◆ **Required work**: Determine how many lines carry the word "resolved". Output that number only.

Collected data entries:
____
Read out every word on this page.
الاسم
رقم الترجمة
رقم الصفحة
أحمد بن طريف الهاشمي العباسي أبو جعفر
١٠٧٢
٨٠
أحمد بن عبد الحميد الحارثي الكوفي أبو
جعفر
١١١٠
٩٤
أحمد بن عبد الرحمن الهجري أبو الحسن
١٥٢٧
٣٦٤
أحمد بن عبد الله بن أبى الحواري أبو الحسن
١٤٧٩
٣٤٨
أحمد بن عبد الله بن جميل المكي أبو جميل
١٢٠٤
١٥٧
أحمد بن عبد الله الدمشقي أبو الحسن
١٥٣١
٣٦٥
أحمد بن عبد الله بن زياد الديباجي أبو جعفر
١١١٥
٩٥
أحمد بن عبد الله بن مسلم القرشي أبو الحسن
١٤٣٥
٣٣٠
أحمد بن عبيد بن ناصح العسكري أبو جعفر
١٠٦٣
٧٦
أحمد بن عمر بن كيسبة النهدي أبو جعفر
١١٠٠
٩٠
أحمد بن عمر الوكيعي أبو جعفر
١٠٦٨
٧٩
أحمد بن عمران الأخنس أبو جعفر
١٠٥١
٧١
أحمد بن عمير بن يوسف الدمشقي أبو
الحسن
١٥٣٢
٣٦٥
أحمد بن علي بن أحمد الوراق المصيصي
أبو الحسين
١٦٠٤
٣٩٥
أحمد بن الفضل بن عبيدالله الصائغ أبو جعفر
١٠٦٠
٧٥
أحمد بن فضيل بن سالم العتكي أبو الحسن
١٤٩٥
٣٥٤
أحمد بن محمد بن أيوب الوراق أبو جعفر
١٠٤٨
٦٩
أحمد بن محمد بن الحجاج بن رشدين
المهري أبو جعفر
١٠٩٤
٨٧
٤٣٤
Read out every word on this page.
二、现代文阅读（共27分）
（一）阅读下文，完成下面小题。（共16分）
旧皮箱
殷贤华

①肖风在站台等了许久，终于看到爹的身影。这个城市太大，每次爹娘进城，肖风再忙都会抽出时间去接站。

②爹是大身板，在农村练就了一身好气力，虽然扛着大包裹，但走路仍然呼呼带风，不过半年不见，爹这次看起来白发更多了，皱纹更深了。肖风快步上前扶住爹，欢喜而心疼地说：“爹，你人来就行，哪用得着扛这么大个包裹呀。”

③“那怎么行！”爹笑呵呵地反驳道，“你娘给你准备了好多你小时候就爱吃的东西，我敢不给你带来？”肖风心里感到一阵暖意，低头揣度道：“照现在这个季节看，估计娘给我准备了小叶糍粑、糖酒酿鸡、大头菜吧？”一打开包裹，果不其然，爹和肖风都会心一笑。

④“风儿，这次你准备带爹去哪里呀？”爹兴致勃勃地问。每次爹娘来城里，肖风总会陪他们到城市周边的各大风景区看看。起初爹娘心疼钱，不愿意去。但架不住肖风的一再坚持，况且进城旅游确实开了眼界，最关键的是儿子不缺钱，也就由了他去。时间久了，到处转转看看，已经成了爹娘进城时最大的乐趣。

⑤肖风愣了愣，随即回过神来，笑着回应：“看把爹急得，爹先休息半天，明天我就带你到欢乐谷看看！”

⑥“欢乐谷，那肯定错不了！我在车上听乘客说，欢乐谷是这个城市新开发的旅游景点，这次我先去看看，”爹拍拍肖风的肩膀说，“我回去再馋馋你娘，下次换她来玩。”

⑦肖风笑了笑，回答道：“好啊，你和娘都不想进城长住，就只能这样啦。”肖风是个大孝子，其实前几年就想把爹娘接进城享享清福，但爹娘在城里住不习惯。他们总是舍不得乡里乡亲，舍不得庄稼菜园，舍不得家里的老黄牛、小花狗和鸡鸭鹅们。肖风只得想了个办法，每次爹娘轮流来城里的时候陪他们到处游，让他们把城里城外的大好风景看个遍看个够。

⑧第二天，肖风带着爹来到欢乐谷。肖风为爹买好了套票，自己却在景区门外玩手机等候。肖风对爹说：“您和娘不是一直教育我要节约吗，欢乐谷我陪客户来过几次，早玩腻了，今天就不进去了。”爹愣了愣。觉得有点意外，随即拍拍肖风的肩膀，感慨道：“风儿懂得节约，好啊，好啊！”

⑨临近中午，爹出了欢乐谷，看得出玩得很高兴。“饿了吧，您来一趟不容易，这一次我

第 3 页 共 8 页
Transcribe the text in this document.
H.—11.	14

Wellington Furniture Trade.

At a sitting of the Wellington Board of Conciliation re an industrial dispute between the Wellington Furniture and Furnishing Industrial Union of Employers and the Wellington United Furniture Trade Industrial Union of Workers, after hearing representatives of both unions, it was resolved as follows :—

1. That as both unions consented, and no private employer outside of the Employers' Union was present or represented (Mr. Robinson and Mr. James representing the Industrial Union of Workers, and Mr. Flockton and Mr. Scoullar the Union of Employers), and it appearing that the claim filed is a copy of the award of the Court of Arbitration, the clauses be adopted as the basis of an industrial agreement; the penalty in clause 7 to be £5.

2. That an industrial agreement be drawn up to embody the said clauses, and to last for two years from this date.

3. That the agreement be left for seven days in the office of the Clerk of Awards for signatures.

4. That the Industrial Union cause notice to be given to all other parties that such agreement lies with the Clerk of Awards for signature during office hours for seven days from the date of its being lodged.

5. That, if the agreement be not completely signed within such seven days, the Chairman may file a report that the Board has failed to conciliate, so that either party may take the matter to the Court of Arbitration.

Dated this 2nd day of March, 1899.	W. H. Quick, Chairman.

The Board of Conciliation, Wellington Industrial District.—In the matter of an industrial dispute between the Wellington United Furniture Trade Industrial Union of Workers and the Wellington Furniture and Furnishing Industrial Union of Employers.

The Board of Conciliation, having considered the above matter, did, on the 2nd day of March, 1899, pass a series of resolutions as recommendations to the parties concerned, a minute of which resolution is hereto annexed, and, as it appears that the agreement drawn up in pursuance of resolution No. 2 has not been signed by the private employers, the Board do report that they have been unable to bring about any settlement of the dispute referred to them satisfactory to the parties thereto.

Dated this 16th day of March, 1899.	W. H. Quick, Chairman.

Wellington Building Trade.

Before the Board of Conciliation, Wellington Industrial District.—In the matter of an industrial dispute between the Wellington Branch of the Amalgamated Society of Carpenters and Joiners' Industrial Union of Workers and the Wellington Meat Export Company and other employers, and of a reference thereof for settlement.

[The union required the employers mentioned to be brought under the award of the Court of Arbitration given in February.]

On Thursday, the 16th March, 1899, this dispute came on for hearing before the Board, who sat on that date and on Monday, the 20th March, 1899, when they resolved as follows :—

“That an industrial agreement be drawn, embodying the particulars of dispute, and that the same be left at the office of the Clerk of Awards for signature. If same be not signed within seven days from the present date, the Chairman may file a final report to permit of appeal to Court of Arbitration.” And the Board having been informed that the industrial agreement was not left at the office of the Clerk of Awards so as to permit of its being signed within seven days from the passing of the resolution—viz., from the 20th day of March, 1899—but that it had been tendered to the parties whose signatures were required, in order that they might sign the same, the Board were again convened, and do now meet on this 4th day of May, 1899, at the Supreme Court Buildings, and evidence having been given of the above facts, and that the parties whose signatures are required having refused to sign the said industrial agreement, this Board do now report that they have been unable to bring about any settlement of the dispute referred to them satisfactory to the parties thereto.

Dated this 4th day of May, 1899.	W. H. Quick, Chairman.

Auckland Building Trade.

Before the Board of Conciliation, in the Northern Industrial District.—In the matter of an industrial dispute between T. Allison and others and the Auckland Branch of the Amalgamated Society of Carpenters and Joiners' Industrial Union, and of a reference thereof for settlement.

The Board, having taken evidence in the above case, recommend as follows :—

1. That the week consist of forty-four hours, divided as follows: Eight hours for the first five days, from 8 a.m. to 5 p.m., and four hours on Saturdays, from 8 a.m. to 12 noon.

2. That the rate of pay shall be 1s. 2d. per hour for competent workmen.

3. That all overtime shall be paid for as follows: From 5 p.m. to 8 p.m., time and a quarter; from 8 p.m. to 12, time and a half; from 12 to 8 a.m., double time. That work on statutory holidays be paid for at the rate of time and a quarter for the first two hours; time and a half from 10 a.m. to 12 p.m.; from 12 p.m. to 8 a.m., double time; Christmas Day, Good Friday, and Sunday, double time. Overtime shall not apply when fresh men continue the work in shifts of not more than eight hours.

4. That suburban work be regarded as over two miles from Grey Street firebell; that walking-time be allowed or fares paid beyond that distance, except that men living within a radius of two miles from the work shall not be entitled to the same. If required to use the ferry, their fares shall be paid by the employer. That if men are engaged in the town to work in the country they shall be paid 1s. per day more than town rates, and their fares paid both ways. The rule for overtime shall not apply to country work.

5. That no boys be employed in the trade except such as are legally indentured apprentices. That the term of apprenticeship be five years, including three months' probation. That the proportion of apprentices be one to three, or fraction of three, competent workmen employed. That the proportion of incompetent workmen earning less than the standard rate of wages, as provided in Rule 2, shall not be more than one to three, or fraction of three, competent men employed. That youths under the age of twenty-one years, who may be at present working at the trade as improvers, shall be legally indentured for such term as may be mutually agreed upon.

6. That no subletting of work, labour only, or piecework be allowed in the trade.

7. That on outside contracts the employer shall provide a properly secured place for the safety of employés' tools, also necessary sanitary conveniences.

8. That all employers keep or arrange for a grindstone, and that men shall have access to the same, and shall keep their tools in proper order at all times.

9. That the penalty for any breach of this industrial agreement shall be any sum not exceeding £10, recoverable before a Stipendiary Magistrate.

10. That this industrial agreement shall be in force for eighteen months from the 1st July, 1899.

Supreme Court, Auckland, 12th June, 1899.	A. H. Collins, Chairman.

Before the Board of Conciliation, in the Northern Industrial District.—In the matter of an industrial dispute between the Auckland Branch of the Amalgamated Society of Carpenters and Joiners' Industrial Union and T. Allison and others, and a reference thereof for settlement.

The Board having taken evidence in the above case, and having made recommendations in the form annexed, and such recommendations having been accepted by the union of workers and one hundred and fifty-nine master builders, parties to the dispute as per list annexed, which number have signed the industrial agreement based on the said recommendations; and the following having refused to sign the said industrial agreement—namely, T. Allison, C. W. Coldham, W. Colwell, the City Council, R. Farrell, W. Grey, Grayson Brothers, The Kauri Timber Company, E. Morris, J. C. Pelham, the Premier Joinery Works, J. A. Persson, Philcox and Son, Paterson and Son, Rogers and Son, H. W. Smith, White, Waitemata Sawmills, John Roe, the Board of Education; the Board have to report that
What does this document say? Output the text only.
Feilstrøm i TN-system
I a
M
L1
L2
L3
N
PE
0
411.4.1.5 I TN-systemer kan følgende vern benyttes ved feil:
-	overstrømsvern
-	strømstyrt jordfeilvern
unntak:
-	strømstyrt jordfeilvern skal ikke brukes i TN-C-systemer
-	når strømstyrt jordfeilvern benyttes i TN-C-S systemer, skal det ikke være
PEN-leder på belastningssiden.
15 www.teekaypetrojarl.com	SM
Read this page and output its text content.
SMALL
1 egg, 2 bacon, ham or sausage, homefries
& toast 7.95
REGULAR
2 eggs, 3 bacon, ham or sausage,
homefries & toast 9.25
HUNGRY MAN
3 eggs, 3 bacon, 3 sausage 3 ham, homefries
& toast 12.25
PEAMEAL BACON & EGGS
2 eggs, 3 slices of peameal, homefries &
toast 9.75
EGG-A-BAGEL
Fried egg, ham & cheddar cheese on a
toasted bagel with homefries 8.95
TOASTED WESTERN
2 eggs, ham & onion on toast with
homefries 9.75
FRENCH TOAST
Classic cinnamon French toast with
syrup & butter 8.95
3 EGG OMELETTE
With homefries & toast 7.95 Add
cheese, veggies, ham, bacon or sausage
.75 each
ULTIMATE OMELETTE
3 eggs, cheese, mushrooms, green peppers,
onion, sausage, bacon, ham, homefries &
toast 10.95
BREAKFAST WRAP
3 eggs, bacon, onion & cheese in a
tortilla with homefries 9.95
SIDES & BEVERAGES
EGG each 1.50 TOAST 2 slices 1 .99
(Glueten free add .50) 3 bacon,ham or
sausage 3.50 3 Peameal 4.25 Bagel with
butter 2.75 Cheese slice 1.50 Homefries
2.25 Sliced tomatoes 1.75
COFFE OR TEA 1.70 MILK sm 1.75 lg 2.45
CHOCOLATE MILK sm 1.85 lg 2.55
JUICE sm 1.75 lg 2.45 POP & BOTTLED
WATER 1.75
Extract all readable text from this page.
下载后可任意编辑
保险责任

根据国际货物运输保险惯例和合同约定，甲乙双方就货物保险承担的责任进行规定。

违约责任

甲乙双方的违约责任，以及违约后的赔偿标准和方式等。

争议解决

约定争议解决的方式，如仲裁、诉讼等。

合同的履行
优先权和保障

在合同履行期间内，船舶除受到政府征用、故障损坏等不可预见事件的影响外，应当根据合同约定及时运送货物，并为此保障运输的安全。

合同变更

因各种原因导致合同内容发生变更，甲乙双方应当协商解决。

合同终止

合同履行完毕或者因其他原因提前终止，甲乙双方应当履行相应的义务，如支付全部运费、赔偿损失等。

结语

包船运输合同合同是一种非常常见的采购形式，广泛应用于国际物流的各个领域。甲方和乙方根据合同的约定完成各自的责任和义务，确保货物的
____
◆ **Exercise solution**: 2